**Exercise brief**
Every line of the records below should be restated exactly.

**Dataset entries**

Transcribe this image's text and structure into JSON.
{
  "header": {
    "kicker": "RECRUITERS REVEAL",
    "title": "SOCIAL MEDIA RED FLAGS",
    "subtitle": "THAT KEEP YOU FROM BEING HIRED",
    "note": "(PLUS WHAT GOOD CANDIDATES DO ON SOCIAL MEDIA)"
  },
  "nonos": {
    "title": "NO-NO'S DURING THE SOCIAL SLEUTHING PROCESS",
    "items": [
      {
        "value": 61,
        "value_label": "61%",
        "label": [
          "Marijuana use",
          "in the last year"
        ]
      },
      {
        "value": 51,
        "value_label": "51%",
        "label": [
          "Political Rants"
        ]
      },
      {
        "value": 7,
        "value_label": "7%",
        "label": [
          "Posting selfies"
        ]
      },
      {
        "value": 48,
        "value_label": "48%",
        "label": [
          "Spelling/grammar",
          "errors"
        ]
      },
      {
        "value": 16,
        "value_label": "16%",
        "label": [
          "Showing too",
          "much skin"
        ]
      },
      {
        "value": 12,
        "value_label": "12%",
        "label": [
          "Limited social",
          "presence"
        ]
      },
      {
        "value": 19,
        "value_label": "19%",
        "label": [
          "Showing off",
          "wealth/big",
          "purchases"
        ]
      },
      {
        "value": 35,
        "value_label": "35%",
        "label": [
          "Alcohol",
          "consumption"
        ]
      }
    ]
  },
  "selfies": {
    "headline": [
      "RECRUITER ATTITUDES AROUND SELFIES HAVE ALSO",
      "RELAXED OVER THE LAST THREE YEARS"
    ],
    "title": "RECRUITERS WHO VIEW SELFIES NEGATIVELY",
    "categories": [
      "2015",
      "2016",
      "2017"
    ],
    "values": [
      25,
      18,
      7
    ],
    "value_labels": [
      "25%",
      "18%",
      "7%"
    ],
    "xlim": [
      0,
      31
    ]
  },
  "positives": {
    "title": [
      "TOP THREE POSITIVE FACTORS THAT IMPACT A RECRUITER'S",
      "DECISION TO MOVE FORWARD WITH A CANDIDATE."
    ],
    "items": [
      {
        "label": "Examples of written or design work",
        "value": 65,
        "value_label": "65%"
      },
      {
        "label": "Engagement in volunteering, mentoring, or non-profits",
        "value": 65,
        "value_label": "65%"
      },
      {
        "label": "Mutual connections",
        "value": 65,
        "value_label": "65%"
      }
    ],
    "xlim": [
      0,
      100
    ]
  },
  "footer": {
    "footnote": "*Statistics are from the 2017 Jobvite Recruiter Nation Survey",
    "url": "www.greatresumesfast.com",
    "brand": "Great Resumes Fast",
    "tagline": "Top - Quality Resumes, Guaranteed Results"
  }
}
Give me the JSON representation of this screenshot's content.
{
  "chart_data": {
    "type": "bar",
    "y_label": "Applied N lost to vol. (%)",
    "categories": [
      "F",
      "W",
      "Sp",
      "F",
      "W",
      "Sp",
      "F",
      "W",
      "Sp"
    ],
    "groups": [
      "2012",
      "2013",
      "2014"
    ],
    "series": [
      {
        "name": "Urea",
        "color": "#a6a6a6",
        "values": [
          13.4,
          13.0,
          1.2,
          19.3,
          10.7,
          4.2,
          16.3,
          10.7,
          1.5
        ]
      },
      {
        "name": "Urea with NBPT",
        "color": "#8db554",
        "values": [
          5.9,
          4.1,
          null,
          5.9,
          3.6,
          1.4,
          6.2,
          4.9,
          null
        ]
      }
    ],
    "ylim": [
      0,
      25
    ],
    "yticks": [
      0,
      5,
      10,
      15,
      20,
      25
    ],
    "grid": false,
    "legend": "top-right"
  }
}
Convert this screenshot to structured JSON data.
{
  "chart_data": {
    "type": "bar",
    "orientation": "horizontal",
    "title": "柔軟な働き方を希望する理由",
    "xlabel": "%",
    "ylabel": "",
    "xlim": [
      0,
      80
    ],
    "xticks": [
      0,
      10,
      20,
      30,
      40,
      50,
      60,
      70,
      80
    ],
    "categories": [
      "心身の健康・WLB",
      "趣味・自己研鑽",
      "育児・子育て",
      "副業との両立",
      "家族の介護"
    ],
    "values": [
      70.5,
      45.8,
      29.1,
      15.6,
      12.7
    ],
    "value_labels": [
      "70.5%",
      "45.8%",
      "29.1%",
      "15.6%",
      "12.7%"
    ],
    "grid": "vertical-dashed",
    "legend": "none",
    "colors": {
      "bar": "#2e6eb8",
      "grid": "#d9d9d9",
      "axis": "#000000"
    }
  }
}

**Correct output**
Transcribe this image's text and structure into JSON.
{
  "header": {
    "kicker": "RECRUITERS REVEAL",
    "title": "SOCIAL MEDIA RED FLAGS",
    "subtitle": "THAT KEEP YOU FROM BEING HIRED",
    "note": "(PLUS WHAT GOOD CANDIDATES DO ON SOCIAL MEDIA)"
  },
  "nonos": {
    "title": "NO-NO'S DURING THE SOCIAL SLEUTHING PROCESS",
    "items": [
      {
        "value": 61,
        "value_label": "61%",
        "label": [
          "Marijuana use",
          "in the last year"
        ]
      },
      {
        "value": 51,
        "value_label": "51%",
        "label": [
          "Political Rants"
        ]
      },
      {
        "value": 7,
        "value_label": "7%",
        "label": [
          "Posting selfies"
        ]
      },
      {
        "value": 48,
        "value_label": "48%",
        "label": [
          "Spelling/grammar",
          "errors"
        ]
      },
      {
        "value": 16,
        "value_label": "16%",
        "label": [
          "Showing too",
          "much skin"
        ]
      },
      {
        "value": 12,
        "value_label": "12%",
        "label": [
          "Limited social",
          "presence"
        ]
      },
      {
        "value": 19,
        "value_label": "19%",
        "label": [
          "Showing off",
          "wealth/big",
          "purchases"
        ]
      },
      {
        "value": 35,
        "value_label": "35%",
        "label": [
          "Alcohol",
          "consumption"
        ]
      }
    ]
  },
  "selfies": {
    "headline": [
      "RECRUITER ATTITUDES AROUND SELFIES HAVE ALSO",
      "RELAXED OVER THE LAST THREE YEARS"
    ],
    "title": "RECRUITERS WHO VIEW SELFIES NEGATIVELY",
    "categories": [
      "2015",
      "2016",
      "2017"
    ],
    "values": [
      25,
      18,
      7
    ],
    "value_labels": [
      "25%",
      "18%",
      "7%"
    ],
    "xlim": [
      0,
      31
    ]
  },
  "positives": {
    "title": [
      "TOP THREE POSITIVE FACTORS THAT IMPACT A RECRUITER'S",
      "DECISION TO MOVE FORWARD WITH A CANDIDATE."
    ],
    "items": [
      {
        "label": "Examples of written or design work",
        "value": 65,
        "value_label": "65%"
      },
      {
        "label": "Engagement in volunteering, mentoring, or non-profits",
        "value": 65,
        "value_label": "65%"
      },
      {
        "label": "Mutual connections",
        "value": 65,
        "value_label": "65%"
      }
    ],
    "xlim": [
      0,
      100
    ]
  },
  "footer": {
    "footnote": "*Statistics are from the 2017 Jobvite Recruiter Nation Survey",
    "url": "www.greatresumesfast.com",
    "brand": "Great Resumes Fast",
    "tagline": "Top - Quality Resumes, Guaranteed Results"
  }
}
Give me the JSON representation of this screenshot's content.
{
  "chart_data": {
    "type": "bar",
    "y_label": "Applied N lost to vol. (%)",
    "categories": [
      "F",
      "W",
      "Sp",
      "F",
      "W",
      "Sp",
      "F",
      "W",
      "Sp"
    ],
    "groups": [
      "2012",
      "2013",
      "2014"
    ],
    "series": [
      {
        "name": "Urea",
        "color": "#a6a6a6",
        "values": [
          13.4,
          13.0,
          1.2,
          19.3,
          10.7,
          4.2,
          16.3,
          10.7,
          1.5
        ]
      },
      {
        "name": "Urea with NBPT",
        "color": "#8db554",
        "values": [
          5.9,
          4.1,
          null,
          5.9,
          3.6,
          1.4,
          6.2,
          4.9,
          null
        ]
      }
    ],
    "ylim": [
      0,
      25
    ],
    "yticks": [
      0,
      5,
      10,
      15,
      20,
      25
    ],
    "grid": false,
    "legend": "top-right"
  }
}
Convert this screenshot to structured JSON data.
{
  "chart_data": {
    "type": "bar",
    "orientation": "horizontal",
    "title": "柔軟な働き方を希望する理由",
    "xlabel": "%",
    "ylabel": "",
    "xlim": [
      0,
      80
    ],
    "xticks": [
      0,
      10,
      20,
      30,
      40,
      50,
      60,
      70,
      80
    ],
    "categories": [
      "心身の健康・WLB",
      "趣味・自己研鑽",
      "育児・子育て",
      "副業との両立",
      "家族の介護"
    ],
    "values": [
      70.5,
      45.8,
      29.1,
      15.6,
      12.7
    ],
    "value_labels": [
      "70.5%",
      "45.8%",
      "29.1%",
      "15.6%",
      "12.7%"
    ],
    "grid": "vertical-dashed",
    "legend": "none",
    "colors": {
      "bar": "#2e6eb8",
      "grid": "#d9d9d9",
      "axis": "#000000"
    }
  }
}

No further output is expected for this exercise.